──────── Document segment

# Lab 4: Visualizing Distributions of IMDB Title Ratings


# Preliminaries

1. Comments about Homework 2 submissions
  -  Most of you did well, but we have some general comments
  -  Remember to read the questions carefully before submitting your answers. Many of you lost points because you didn't follow the exact instructions. Examples:
      - In 1(a) it asks you to write the command to install the package tidyverse, and then load the tidyverse package into your current environment. You should show the code #install.packages("tidyverse"), but can use # to make it a comment.
      -  In 2(b) it asks you to write the command to get more information on the airquality data set, and then output the first 6 rows of the data set. Many students only use head() to check first 6 rows, but you also need to use ?airquality or summary(airquality) to get info about the dataset first.
  -  Make sure your codes are shown completely in the html file and are not cropped.
  -  Make sure the outputs are shown properly in your html or pdf files.

In [None]:
library(tidyverse)

# HW2 Challenge Question

Load the diamonds data set. Reproduce the following plot.

────────────────
──────── Data extract

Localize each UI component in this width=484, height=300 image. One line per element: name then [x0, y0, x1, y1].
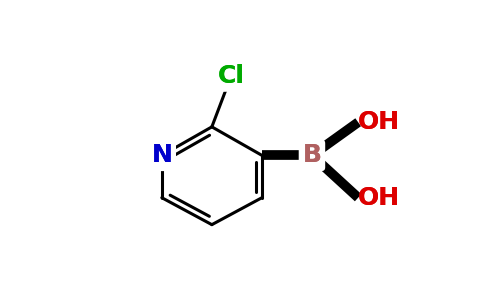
Text: OH: OH [358, 110, 400, 134]
Text: Cl: Cl [218, 64, 244, 88]
Text: N: N [151, 143, 172, 167]
Text: B: B [302, 143, 321, 167]
Text: Cl: Cl [218, 64, 244, 88]
Text: OH: OH [358, 186, 400, 210]
Text: OH: OH [358, 186, 400, 210]
Text: B: B [302, 143, 321, 167]
Text: N: N [151, 143, 172, 167]
Text: N: N [151, 143, 172, 167]
Text: B: B [302, 143, 321, 167]
Text: OH: OH [358, 110, 400, 134]
Text: Cl: Cl [218, 64, 244, 88]
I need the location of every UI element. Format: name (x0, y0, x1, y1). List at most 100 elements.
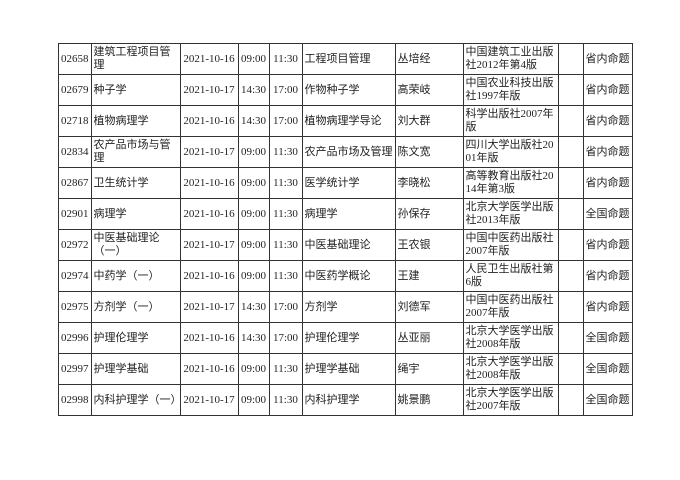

────────────────

## Exercises to complete:
#1 Reproduce the passage of the lab handout between "1. Comments about" and "are not cropped.", inclusive.
#2 Answer these questions using the lab handout.
(a) Which package does question 1(a) of Homework 2 ask students to install and load?
(b) Besides head(), which commands does the handout name for getting information about the airquality data set in 2(b)?
(c) Which data set does the HW2 Challenge Question say to load?

## Solutions for each task:
#1
1. Comments about Homework 2 submissions
  -  Most of you did well, but we have some general comments
  -  Remember to read the questions carefully before submitting your answers. Many of you lost points because you didn't follow the exact instructions. Examples:
      - In 1(a) it asks you to write the command to install the package tidyverse, and then load the tidyverse package into your current environment. You should show the code #install.packages("tidyverse"), but can use # to make it a comment.
      -  In 2(b) it asks you to write the command to get more information on the airquality data set, and then output the first 6 rows of the data set. Many students only use head() to check first 6 rows, but you also need to use ?airquality or summary(airquality) to get info about the dataset first.
  -  Make sure your codes are shown completely in the html file and are not cropped.

#2
(a) tidyverse
(b) ?airquality or summary(airquality)
(c) The diamonds data set